- _GOAL OF THE EXERCISE_
Find the lines below that contain the string "Windgeschwindigkeit". Copy each one.

- _EXTRACTED INFORMATION_
------------------------------------------------------------------------
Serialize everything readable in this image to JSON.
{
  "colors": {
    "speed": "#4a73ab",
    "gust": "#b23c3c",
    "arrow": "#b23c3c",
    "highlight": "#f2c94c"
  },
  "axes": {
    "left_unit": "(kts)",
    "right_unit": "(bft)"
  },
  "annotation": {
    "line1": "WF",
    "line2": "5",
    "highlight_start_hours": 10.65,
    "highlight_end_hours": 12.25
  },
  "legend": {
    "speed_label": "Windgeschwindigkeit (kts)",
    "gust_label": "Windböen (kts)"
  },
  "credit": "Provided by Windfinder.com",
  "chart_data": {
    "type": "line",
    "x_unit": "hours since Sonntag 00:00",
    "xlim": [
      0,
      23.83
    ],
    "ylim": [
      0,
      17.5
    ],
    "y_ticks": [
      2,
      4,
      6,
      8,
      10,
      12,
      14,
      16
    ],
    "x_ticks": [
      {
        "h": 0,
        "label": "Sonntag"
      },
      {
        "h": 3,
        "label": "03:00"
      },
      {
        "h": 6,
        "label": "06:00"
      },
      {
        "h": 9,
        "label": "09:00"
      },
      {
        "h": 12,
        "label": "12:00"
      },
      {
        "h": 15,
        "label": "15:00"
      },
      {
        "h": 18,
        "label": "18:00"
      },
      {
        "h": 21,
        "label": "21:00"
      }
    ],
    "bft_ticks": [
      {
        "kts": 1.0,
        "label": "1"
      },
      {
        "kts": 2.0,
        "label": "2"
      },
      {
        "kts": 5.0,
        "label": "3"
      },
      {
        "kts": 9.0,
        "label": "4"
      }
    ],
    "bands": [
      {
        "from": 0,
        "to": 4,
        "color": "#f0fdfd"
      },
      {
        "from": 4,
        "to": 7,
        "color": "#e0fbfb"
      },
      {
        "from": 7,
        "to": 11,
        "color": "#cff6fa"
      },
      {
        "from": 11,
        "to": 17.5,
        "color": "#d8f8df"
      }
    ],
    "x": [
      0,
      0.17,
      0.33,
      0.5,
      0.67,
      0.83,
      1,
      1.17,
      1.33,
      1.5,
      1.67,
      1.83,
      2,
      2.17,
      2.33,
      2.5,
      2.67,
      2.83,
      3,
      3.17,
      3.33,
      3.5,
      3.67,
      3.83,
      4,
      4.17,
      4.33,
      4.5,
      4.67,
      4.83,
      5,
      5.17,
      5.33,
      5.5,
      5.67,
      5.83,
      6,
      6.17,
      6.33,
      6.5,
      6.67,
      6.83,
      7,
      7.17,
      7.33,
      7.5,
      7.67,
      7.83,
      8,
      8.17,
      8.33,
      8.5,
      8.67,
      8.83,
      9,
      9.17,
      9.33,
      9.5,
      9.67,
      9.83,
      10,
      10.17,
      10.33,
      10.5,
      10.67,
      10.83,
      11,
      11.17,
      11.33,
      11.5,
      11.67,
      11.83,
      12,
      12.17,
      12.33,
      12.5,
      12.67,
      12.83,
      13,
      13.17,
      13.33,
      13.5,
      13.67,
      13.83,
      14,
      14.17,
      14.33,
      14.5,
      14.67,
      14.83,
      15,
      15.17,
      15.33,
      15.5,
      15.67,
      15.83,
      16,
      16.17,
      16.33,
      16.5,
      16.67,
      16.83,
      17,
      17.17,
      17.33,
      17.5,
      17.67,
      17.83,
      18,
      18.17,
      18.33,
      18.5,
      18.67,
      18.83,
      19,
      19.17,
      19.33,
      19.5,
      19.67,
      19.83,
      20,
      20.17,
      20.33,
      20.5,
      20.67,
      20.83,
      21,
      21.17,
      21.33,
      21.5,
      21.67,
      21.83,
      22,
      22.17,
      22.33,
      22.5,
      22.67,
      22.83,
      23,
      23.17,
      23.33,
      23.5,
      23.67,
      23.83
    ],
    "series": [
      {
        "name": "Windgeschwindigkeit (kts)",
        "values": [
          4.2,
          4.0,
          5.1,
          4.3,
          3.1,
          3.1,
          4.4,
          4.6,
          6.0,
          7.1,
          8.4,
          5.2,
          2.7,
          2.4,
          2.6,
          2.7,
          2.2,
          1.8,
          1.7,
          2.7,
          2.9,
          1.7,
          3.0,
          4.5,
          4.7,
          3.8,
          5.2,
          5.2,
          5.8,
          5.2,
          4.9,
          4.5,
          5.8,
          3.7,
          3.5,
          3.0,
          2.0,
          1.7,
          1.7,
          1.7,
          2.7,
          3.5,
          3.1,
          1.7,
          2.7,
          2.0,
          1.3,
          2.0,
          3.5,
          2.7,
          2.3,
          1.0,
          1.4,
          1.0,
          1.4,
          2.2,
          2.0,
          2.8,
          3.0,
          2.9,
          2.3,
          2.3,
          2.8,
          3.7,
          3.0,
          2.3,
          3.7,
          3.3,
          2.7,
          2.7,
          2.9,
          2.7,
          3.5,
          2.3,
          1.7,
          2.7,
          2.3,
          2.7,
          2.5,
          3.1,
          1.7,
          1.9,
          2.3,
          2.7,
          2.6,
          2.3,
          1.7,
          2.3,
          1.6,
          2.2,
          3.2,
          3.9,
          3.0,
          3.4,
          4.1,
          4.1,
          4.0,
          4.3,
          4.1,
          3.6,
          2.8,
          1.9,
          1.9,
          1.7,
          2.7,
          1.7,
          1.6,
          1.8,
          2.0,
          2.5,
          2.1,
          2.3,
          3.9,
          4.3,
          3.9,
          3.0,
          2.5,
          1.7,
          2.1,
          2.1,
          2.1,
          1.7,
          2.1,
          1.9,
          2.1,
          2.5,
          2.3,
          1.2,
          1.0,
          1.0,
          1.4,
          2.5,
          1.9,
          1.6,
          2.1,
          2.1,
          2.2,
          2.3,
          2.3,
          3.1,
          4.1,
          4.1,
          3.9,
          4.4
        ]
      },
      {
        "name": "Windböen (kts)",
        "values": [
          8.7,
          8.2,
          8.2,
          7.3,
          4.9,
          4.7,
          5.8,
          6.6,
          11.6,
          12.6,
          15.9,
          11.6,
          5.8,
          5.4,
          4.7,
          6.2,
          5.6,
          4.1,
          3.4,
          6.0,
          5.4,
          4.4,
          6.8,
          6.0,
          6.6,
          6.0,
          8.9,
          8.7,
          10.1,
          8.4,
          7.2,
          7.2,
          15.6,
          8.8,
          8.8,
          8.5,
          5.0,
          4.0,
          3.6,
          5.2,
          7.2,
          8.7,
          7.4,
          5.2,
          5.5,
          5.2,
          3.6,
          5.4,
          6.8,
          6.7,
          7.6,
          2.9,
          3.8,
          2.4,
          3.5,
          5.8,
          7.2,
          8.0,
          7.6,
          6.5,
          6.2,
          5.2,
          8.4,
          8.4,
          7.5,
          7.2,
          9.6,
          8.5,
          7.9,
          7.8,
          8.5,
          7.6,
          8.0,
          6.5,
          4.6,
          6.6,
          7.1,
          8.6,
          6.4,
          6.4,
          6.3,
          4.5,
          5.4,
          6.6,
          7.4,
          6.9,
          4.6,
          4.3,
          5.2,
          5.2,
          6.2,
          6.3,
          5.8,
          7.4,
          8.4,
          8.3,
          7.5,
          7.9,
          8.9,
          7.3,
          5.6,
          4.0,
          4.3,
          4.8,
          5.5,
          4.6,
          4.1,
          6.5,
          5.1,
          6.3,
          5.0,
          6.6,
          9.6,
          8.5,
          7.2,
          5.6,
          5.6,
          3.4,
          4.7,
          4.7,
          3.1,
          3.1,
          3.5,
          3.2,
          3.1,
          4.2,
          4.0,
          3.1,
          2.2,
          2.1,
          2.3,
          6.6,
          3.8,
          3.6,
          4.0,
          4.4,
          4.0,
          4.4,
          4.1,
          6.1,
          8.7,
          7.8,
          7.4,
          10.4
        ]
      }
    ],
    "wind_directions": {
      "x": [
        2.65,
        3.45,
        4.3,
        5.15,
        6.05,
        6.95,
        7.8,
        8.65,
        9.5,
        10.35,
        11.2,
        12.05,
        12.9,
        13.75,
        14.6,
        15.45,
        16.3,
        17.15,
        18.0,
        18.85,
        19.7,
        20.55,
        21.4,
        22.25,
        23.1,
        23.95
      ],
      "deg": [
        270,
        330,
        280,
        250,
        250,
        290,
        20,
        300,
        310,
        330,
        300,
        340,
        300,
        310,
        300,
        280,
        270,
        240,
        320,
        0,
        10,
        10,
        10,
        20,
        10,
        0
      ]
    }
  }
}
------------------------------------------------------------------------
- _CORRECT RESPONSE_
    "speed_label": "Windgeschwindigkeit (kts)",
        "name": "Windgeschwindigkeit (kts)",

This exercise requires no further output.